— begin Records for the exercise —

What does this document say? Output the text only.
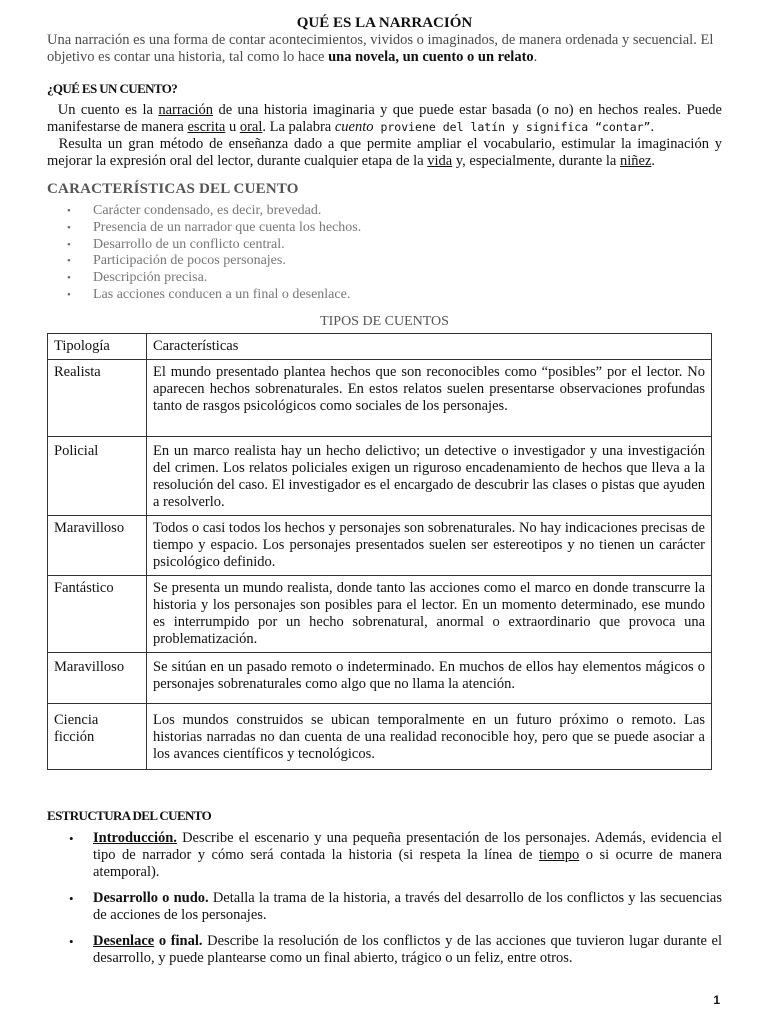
QUÉ ES LA NARRACIÓN

Una narración es una forma de contar acontecimientos, vividos o imaginados, de manera ordenada y secuencial. El objetivo es contar una historia, tal como lo hace una novela, un cuento o un relato.

¿QUÉ ES UN CUENTO?

Un cuento es la narración de una historia imaginaria y que puede estar basada (o no) en hechos reales. Puede manifestarse de manera escrita u oral. La palabra cuento proviene del latín y significa “contar”.

Resulta un gran método de enseñanza dado a que permite ampliar el vocabulario, estimular la imaginación y mejorar la expresión oral del lector, durante cualquier etapa de la vida y, especialmente, durante la niñez.

CARACTERÍSTICAS DEL CUENTO
• Carácter condensado, es decir, brevedad.
• Presencia de un narrador que cuenta los hechos.
• Desarrollo de un conflicto central.
• Participación de pocos personajes.
• Descripción precisa.
• Las acciones conducen a un final o desenlace.
TIPOS DE CUENTOS
Tipología	Características
Realista	El mundo presentado plantea hechos que son reconocibles como “posibles” por el lector. No aparecen hechos sobrenaturales. En estos relatos suelen presentarse observaciones profundas tanto de rasgos psicológicos como sociales de los personajes.
Policial	En un marco realista hay un hecho delictivo; un detective o investigador y una investigación del crimen. Los relatos policiales exigen un riguroso encadenamiento de hechos que lleva a la resolución del caso. El investigador es el encargado de descubrir las clases o pistas que ayuden a resolverlo.
Maravilloso	Todos o casi todos los hechos y personajes son sobrenaturales. No hay indicaciones precisas de tiempo y espacio. Los personajes presentados suelen ser estereotipos y no tienen un carácter psicológico definido.
Fantástico	Se presenta un mundo realista, donde tanto las acciones como el marco en donde transcurre la historia y los personajes son posibles para el lector. En un momento determinado, ese mundo es interrumpido por un hecho sobrenatural, anormal o extraordinario que provoca una problematización.
Maravilloso	Se sitúan en un pasado remoto o indeterminado. En muchos de ellos hay elementos mágicos o personajes sobrenaturales como algo que no llama la atención.
Ciencia ficción	Los mundos construidos se ubican temporalmente en un futuro próximo o remoto. Las historias narradas no dan cuenta de una realidad reconocible hoy, pero que se puede asociar a los avances científicos y tecnológicos.
ESTRUCTURA DEL CUENTO
• Introducción. Describe el escenario y una pequeña presentación de los personajes. Además, evidencia el tipo de narrador y cómo será contada la historia (si respeta la línea de tiempo o si ocurre de manera atemporal).
• Desarrollo o nudo. Detalla la trama de la historia, a través del desarrollo de los conflictos y las secuencias de acciones de los personajes.
• Desenlace o final. Describe la resolución de los conflictos y de las acciones que tuvieron lugar durante el desarrollo, y puede plantearse como un final abierto, trágico o un feliz, entre otros.
1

— end Records for the exercise —

Exercise description => Are you able to set down all the lines above exactly, without any pictures?

Solution =>
What does this document say? Output the text only.
QUÉ ES LA NARRACIÓN

Una narración es una forma de contar acontecimientos, vividos o imaginados, de manera ordenada y secuencial. El objetivo es contar una historia, tal como lo hace una novela, un cuento o un relato.

¿QUÉ ES UN CUENTO?

Un cuento es la narración de una historia imaginaria y que puede estar basada (o no) en hechos reales. Puede manifestarse de manera escrita u oral. La palabra cuento proviene del latín y significa “contar”.

Resulta un gran método de enseñanza dado a que permite ampliar el vocabulario, estimular la imaginación y mejorar la expresión oral del lector, durante cualquier etapa de la vida y, especialmente, durante la niñez.

CARACTERÍSTICAS DEL CUENTO
• Carácter condensado, es decir, brevedad.
• Presencia de un narrador que cuenta los hechos.
• Desarrollo de un conflicto central.
• Participación de pocos personajes.
• Descripción precisa.
• Las acciones conducen a un final o desenlace.
TIPOS DE CUENTOS
Tipología	Características
Realista	El mundo presentado plantea hechos que son reconocibles como “posibles” por el lector. No aparecen hechos sobrenaturales. En estos relatos suelen presentarse observaciones profundas tanto de rasgos psicológicos como sociales de los personajes.
Policial	En un marco realista hay un hecho delictivo; un detective o investigador y una investigación del crimen. Los relatos policiales exigen un riguroso encadenamiento de hechos que lleva a la resolución del caso. El investigador es el encargado de descubrir las clases o pistas que ayuden a resolverlo.
Maravilloso	Todos o casi todos los hechos y personajes son sobrenaturales. No hay indicaciones precisas de tiempo y espacio. Los personajes presentados suelen ser estereotipos y no tienen un carácter psicológico definido.
Fantástico	Se presenta un mundo realista, donde tanto las acciones como el marco en donde transcurre la historia y los personajes son posibles para el lector. En un momento determinado, ese mundo es interrumpido por un hecho sobrenatural, anormal o extraordinario que provoca una problematización.
Maravilloso	Se sitúan en un pasado remoto o indeterminado. En muchos de ellos hay elementos mágicos o personajes sobrenaturales como algo que no llama la atención.
Ciencia ficción	Los mundos construidos se ubican temporalmente en un futuro próximo o remoto. Las historias narradas no dan cuenta de una realidad reconocible hoy, pero que se puede asociar a los avances científicos y tecnológicos.
ESTRUCTURA DEL CUENTO
• Introducción. Describe el escenario y una pequeña presentación de los personajes. Además, evidencia el tipo de narrador y cómo será contada la historia (si respeta la línea de tiempo o si ocurre de manera atemporal).
• Desarrollo o nudo. Detalla la trama de la historia, a través del desarrollo de los conflictos y las secuencias de acciones de los personajes.
• Desenlace o final. Describe la resolución de los conflictos y de las acciones que tuvieron lugar durante el desarrollo, y puede plantearse como un final abierto, trágico o un feliz, entre otros.
1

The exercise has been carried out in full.